▶ [ПРЕДОСТАВЛЕННЫЙ ОТРЫВОК]

_ _ _ _ _ _ _

Выбрать главу

Только после возвращения из эвакуации, в последние два года войны, когда я, работая над диссертацией, снова начала бывать в этом гостеприимном доме, Павел Соломонович уже говорил со мною как с другом — но, думаю, и тут не вполне откровенно.

Фаина Абрамовна стала моим официальным научным руководителем, и я приходила к ней с каждым написанным куском текста, заранее зная, что буду подвергнута беспощадной критике за мою способность в увлечении логикой выдвигать необоснованные идеи. Она, как Станиславский с его известным «Не верю!», безошибочно улавливала подобные мои рассуждения, казавшиеся мне такими красивыми, и разбивала их в пух и прах, требуя документальных доказательств. А иной раз тыкала меня носом в упущенное доказательство и показывала, как следовало поступить. Да, многому она меня научила.

Мне в то время не с кем было оставлять пятилетнего сына, и я брала его с собой на эти свидания. Мы с Фаиной Абрамовной сидели часами над моим текстом, а Павел Соломонович все это время занимался Юрой — читал ему или серьезно, без скидок на возраст, рассказывал что-нибудь или беседовал с ним, и оба получали удовольствие. Потом он говорил мне: «Очень, очень незаурядный ребенок! Каково-то ему придется в жизни?»

Ребенок был действительно незаурядный. Он рано начал читать, к пяти годам был развит, как десятилетний школьник, и нам казалось, что его ждет необычайная судьба. Впоследствии облик вундеркинда исчез, и к окончанию школы это был просто очень способный, интеллигентный юноша.

С Любовью Исааковной Аксельрод дело шло по-другому. Совершенно не помню, кто меня рекомендовал ей — возможно, тот же П.С. Юшкевич. Ей нужен был секретарь или референт — что-то вроде этого. Я искала работу и ухватилась за появившееся предложение.

_ _ _ _ _ _ _

Объясните по отрывку воспоминаний выше, почему автор приводила пятилетнего сына на встречи с Фаиной Абрамовной. Уложитесь в одно–три предложения.

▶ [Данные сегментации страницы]
_ _ _ _ _ _ _

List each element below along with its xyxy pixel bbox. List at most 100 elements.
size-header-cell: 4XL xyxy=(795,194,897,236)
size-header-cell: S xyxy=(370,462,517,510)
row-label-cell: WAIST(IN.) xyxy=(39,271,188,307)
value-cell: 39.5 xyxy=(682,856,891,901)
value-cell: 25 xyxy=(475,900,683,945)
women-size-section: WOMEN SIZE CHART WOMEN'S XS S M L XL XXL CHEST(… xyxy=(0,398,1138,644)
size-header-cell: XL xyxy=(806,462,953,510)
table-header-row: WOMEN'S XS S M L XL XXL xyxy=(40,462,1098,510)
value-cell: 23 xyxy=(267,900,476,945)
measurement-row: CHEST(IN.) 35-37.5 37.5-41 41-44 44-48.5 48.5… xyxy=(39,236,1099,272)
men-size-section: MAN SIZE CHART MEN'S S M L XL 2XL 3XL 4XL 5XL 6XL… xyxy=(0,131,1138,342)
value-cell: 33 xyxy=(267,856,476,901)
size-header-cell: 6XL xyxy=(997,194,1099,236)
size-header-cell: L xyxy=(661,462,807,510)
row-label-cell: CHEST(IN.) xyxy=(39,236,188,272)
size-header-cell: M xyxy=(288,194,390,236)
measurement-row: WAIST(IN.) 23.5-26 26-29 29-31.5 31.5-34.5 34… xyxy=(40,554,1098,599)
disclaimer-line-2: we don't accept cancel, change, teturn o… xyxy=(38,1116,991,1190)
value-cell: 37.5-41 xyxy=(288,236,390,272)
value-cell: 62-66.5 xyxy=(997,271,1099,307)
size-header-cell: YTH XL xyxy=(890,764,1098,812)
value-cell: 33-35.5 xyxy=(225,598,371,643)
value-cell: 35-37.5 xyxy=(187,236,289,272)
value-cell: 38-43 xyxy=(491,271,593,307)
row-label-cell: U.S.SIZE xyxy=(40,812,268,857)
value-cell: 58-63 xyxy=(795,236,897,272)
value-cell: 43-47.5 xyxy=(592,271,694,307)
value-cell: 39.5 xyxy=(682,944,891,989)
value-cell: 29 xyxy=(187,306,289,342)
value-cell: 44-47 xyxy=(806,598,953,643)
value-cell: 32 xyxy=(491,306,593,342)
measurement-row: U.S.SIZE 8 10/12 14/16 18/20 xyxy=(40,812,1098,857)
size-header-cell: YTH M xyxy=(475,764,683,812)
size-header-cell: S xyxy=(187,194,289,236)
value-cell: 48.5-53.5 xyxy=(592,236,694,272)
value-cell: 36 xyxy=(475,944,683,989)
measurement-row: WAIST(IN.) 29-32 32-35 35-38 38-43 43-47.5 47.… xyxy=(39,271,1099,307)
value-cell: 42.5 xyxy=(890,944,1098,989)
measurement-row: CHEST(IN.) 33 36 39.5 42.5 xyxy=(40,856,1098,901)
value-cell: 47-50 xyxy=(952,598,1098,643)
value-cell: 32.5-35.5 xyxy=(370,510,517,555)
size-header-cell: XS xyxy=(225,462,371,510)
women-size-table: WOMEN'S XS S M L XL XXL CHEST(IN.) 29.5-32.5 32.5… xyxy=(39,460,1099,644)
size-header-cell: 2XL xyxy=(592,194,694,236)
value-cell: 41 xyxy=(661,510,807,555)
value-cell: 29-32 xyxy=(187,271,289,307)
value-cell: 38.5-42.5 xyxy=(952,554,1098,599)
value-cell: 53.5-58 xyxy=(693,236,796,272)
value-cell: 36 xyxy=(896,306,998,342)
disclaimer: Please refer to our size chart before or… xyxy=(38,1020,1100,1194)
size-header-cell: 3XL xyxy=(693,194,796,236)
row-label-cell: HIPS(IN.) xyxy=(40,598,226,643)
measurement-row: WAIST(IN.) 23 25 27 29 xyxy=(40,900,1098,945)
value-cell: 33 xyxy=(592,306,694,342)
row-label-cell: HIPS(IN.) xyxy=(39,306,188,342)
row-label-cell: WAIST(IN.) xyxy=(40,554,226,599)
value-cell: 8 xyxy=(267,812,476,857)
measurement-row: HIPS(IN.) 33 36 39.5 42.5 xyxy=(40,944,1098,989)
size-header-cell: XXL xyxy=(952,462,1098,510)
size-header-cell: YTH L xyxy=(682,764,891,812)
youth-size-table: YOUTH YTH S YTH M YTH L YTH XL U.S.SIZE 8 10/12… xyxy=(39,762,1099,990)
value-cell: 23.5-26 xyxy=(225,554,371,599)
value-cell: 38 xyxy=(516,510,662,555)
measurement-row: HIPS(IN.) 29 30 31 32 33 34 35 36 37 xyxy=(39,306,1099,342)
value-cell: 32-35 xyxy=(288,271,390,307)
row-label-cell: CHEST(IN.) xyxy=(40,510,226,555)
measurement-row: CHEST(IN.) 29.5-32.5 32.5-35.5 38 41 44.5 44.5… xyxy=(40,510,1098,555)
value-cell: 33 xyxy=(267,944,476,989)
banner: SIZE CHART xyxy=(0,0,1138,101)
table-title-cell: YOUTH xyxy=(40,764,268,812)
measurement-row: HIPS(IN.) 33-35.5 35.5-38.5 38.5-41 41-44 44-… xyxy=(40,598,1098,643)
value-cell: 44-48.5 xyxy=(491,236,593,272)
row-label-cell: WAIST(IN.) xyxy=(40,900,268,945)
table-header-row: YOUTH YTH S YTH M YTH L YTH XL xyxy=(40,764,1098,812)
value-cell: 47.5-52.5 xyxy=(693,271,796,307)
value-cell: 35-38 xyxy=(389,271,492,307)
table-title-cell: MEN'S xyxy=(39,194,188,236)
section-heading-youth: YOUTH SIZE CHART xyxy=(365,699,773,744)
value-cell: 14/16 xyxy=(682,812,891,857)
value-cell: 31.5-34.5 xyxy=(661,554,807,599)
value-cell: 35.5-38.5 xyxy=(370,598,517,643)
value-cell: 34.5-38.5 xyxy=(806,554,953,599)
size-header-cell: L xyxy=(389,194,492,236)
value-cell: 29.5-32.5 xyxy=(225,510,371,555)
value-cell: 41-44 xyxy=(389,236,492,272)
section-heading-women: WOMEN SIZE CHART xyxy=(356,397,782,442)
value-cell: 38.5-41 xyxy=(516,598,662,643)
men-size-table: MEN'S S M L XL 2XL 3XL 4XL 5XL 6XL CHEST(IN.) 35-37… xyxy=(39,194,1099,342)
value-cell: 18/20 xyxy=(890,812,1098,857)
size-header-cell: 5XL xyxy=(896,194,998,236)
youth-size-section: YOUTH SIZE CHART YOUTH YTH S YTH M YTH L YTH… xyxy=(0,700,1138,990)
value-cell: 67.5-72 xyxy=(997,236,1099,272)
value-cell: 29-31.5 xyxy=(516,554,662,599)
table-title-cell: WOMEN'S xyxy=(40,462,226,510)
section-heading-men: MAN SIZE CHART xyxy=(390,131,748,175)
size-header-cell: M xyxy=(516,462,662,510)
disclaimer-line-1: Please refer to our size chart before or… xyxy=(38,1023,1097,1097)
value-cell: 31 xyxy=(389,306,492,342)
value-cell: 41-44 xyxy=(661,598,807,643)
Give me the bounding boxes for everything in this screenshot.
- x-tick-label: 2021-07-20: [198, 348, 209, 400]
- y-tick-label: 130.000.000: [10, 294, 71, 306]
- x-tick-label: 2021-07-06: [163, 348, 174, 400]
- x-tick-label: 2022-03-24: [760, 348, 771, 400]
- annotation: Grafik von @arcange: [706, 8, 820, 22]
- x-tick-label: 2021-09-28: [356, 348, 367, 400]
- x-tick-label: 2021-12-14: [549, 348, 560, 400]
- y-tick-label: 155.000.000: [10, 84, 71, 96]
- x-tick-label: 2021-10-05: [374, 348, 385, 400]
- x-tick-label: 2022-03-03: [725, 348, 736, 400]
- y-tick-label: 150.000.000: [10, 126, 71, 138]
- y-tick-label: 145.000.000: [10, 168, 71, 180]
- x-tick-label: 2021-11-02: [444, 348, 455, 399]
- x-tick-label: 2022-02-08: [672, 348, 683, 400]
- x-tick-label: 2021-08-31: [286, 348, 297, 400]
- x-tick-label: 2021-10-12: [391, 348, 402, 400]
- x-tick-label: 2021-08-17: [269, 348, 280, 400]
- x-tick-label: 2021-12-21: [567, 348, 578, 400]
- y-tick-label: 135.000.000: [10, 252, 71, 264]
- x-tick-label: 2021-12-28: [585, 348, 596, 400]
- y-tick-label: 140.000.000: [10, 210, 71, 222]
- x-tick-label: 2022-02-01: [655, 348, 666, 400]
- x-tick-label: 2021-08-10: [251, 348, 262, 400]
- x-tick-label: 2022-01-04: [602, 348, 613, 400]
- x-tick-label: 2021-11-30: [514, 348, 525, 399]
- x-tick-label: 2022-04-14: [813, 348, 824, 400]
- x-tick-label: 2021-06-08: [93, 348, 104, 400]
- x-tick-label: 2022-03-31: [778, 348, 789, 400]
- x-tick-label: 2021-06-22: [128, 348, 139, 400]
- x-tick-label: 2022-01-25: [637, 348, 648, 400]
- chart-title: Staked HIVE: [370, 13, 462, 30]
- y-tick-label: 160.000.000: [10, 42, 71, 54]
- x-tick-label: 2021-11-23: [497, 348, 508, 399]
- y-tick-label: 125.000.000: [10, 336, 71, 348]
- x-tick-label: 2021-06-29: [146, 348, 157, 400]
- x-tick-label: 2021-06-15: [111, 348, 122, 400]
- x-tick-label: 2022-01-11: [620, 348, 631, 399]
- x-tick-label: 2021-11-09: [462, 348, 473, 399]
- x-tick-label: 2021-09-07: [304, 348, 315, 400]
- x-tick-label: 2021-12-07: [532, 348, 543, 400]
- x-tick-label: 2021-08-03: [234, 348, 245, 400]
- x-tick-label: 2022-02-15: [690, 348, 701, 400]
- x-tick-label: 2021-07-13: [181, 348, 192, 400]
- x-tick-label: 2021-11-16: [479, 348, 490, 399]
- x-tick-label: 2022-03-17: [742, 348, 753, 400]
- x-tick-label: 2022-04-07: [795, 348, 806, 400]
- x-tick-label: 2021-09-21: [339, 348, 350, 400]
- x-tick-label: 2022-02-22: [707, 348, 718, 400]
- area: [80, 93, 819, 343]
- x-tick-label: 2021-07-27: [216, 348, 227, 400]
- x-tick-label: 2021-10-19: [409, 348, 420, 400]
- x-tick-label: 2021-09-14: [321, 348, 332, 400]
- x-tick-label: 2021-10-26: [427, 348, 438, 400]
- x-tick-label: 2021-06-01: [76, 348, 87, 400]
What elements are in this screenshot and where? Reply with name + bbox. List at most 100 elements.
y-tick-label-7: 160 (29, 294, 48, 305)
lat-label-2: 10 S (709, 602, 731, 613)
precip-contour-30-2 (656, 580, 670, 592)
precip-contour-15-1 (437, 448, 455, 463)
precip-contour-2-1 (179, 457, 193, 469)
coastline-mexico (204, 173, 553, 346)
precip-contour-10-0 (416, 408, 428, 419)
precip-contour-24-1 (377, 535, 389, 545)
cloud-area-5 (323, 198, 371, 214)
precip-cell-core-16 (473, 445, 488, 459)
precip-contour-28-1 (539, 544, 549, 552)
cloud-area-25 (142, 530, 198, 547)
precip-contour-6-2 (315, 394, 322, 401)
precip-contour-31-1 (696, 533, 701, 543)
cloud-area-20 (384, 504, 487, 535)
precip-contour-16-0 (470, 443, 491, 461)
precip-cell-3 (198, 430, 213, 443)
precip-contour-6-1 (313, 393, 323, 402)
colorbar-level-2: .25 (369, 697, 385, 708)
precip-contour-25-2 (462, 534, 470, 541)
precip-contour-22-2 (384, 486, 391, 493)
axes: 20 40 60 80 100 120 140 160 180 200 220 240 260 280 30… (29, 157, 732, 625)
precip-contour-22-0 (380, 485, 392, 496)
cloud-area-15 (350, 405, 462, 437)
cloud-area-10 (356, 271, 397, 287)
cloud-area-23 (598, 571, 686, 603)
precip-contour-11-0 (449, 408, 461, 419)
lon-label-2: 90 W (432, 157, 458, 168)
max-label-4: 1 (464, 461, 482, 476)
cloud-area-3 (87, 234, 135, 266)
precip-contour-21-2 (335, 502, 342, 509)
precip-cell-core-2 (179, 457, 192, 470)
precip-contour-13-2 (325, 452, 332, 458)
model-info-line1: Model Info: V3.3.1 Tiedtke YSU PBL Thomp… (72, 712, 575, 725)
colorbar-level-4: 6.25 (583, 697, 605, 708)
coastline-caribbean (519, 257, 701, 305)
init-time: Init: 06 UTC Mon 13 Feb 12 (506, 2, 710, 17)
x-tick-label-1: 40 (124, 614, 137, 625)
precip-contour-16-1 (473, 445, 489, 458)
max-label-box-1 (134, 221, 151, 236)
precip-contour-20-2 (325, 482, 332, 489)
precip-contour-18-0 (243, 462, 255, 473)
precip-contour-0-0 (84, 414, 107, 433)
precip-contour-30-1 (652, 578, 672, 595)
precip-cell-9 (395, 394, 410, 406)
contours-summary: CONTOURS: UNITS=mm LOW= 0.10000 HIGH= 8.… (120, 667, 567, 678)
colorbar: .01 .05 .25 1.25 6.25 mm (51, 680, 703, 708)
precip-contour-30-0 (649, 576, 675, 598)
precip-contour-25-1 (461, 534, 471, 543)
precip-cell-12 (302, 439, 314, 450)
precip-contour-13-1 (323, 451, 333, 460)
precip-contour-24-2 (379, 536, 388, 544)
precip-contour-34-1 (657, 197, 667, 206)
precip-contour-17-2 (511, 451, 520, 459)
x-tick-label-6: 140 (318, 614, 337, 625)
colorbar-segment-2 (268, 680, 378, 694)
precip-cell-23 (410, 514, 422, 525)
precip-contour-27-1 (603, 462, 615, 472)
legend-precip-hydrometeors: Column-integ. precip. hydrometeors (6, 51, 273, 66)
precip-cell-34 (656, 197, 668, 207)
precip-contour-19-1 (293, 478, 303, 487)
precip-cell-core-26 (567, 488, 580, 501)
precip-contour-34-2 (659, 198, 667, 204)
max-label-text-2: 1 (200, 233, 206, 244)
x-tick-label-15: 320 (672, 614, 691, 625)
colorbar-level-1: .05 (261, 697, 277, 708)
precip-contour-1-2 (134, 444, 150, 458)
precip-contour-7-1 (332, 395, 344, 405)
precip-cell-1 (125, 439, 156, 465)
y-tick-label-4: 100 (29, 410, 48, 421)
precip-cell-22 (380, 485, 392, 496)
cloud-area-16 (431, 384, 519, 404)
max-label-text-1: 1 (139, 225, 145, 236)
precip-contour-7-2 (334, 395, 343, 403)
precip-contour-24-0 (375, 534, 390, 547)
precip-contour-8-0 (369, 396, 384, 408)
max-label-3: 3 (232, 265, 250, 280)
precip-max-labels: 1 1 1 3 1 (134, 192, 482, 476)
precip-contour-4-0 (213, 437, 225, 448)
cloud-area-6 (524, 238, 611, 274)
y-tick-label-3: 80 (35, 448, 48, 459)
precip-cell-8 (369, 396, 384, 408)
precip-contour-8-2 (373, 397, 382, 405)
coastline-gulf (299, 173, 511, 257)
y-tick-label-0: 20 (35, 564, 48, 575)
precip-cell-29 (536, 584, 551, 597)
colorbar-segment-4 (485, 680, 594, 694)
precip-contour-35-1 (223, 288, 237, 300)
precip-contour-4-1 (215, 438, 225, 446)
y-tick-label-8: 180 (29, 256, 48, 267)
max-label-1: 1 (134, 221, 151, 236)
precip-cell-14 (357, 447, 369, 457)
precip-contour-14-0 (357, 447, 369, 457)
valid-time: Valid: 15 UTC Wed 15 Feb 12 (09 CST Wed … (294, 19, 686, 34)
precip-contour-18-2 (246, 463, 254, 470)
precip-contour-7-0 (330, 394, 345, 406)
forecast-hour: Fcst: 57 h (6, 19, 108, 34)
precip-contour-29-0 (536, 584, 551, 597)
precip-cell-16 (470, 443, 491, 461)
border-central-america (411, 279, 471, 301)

_ _ _ _ _ _ _

▶ [РЕЗУЛЬТАТ ЗАДАНИЯ]
В то время автору не с кем было оставлять пятилетнего сына, поэтому она брала его с собой на эти встречи. Пока она с Фаиной Абрамовной часами сидела над текстом, с мальчиком занимался Павел Соломонович.